▶ _What you should do_
Copy every line that mentions the word "крыше".

▶ _Records provided_
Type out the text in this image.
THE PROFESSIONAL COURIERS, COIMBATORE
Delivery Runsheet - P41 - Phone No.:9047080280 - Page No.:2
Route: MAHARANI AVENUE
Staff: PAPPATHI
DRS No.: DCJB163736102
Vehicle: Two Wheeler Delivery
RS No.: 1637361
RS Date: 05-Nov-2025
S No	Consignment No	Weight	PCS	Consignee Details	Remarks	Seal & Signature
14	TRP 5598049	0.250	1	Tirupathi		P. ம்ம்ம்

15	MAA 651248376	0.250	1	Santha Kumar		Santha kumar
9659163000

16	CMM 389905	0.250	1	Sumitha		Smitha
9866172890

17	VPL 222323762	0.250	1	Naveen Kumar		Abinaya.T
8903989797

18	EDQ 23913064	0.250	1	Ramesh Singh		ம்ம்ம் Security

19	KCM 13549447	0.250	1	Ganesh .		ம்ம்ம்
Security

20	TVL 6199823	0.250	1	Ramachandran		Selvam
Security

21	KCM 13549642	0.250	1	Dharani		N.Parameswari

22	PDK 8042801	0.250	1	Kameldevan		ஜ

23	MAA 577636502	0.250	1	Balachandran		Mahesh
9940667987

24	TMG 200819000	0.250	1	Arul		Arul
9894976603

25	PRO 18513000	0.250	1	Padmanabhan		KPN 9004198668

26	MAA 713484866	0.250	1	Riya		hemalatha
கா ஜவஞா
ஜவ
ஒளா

---

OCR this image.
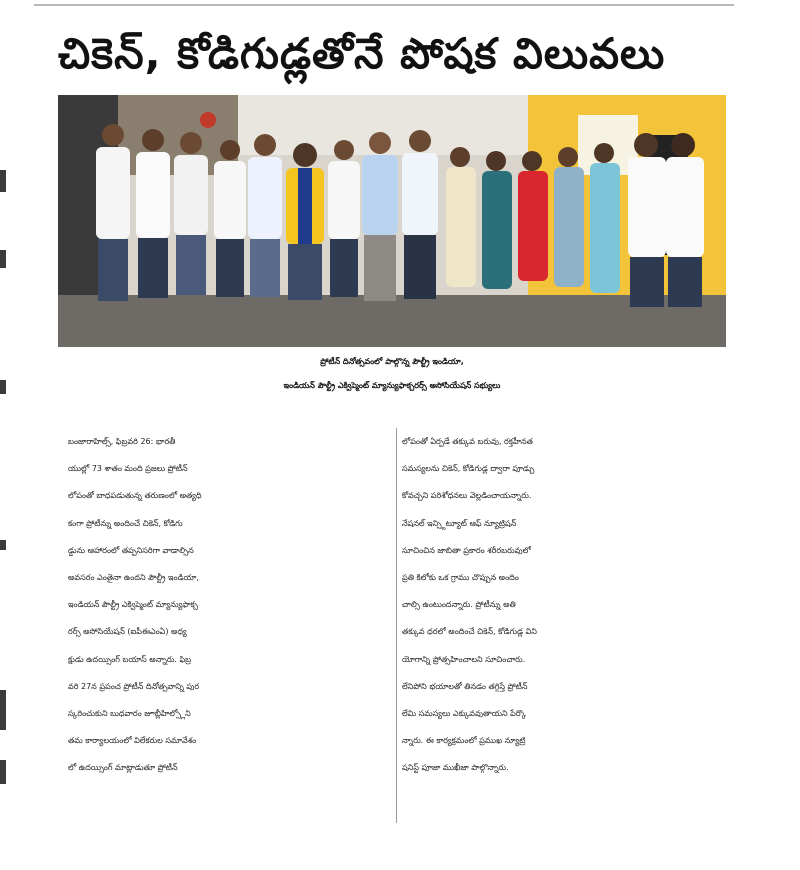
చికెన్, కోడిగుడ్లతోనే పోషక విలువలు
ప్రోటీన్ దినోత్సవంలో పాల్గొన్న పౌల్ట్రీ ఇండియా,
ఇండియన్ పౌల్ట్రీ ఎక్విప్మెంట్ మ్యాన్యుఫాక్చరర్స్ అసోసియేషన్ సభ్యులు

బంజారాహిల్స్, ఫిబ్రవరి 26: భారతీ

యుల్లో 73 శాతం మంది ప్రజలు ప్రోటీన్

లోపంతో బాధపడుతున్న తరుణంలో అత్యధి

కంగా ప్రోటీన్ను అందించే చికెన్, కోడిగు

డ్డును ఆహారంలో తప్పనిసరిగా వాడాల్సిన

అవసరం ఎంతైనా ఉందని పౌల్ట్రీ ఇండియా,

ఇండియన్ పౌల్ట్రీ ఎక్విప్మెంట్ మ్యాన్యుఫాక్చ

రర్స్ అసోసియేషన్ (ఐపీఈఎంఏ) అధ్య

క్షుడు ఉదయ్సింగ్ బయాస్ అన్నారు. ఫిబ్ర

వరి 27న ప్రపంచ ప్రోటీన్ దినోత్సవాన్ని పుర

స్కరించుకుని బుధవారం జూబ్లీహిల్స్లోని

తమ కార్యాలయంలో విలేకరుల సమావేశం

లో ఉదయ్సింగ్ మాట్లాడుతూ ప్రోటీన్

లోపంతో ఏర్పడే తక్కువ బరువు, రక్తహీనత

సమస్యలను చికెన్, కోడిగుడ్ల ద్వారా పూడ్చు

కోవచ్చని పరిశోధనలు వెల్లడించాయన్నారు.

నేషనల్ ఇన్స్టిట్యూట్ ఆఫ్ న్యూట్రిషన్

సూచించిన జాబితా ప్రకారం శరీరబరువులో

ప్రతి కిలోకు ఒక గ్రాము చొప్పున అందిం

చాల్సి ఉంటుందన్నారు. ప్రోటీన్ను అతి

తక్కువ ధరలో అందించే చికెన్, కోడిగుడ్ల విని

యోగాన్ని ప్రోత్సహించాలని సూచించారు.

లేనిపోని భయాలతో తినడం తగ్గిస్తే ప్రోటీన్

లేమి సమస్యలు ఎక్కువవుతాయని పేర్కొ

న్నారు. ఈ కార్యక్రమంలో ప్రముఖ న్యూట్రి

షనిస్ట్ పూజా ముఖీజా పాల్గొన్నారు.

---

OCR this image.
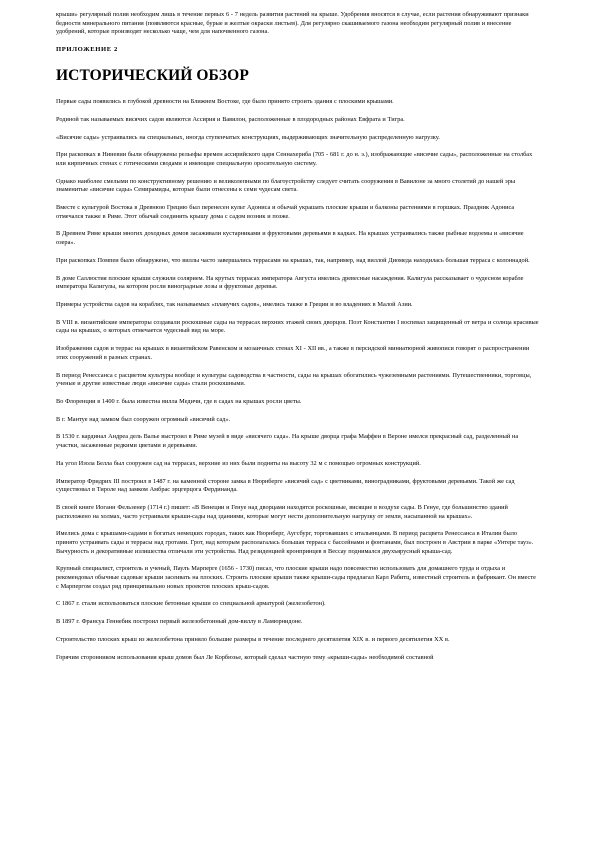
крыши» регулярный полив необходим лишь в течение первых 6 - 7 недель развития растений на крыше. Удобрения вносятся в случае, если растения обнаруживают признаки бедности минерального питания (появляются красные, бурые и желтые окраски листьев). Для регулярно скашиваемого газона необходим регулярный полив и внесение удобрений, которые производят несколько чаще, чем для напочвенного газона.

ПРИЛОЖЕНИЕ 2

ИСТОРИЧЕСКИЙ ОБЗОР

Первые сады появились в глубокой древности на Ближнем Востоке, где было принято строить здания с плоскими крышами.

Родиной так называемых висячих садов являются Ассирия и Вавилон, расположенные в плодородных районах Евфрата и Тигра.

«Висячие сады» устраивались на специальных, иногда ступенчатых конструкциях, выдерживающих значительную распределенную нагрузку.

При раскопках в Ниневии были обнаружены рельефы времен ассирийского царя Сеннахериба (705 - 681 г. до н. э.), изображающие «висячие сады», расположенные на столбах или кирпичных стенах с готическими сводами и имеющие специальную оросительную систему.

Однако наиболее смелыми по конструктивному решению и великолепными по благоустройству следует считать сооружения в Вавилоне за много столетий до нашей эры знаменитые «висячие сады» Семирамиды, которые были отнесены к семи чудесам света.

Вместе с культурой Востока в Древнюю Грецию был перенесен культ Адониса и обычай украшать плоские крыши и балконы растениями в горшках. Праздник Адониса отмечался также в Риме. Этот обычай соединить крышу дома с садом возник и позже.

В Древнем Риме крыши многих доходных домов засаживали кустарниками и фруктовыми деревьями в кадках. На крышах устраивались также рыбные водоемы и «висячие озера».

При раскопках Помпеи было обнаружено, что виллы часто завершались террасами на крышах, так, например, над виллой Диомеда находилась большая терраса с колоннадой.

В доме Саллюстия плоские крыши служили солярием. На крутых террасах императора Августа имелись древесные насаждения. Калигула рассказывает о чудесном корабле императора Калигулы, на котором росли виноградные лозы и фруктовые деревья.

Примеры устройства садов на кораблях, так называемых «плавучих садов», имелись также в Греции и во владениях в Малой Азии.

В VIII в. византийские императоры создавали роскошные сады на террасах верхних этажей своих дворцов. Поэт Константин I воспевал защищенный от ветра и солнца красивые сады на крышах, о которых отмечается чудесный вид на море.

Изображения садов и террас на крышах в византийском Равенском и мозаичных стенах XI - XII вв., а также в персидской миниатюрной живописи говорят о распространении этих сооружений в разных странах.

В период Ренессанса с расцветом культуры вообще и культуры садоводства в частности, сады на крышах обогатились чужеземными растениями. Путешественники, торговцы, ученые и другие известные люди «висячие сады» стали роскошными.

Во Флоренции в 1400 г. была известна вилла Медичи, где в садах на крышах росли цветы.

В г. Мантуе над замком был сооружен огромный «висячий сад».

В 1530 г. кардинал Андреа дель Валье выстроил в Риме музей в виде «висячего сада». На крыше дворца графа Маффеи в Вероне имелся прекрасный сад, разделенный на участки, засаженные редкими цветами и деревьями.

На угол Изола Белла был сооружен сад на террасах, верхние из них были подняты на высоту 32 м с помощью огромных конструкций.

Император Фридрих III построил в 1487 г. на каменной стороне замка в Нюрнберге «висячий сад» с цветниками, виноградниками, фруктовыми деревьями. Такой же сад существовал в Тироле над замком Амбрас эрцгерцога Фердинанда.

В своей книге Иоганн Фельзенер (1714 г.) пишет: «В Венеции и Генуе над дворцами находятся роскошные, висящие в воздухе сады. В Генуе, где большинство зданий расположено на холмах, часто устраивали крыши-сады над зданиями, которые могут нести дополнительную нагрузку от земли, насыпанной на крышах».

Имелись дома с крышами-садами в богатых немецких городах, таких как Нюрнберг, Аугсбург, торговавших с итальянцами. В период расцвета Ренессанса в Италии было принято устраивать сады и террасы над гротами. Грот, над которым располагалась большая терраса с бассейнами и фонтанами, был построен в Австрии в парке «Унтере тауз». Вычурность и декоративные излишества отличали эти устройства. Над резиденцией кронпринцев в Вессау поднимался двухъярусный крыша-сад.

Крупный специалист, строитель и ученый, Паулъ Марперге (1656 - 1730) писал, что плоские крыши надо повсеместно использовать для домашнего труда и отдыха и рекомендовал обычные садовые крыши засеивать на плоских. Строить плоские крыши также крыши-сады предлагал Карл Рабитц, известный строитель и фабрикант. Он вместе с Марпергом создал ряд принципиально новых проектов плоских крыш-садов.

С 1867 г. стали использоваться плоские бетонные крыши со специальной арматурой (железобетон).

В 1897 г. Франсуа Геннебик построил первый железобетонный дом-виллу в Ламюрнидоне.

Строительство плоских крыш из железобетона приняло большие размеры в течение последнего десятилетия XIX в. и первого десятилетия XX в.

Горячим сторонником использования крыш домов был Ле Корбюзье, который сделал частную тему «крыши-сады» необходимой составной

▶ _Right answer_
крыши» регулярный полив необходим лишь в течение первых 6 - 7 недель развития растений на крыше. Удобрения вносятся в случае, если растения обнаруживают признаки бедности минерального питания (появляются красные, бурые и желтые окраски листьев). Для регулярно скашиваемого газона необходим регулярный полив и внесение удобрений, которые производят несколько чаще, чем для напочвенного газона.
В 1530 г. кардинал Андреа дель Валье выстроил в Риме музей в виде «висячего сада». На крыше дворца графа Маффеи в Вероне имелся прекрасный сад, разделенный на участки, засаженные редкими цветами и деревьями.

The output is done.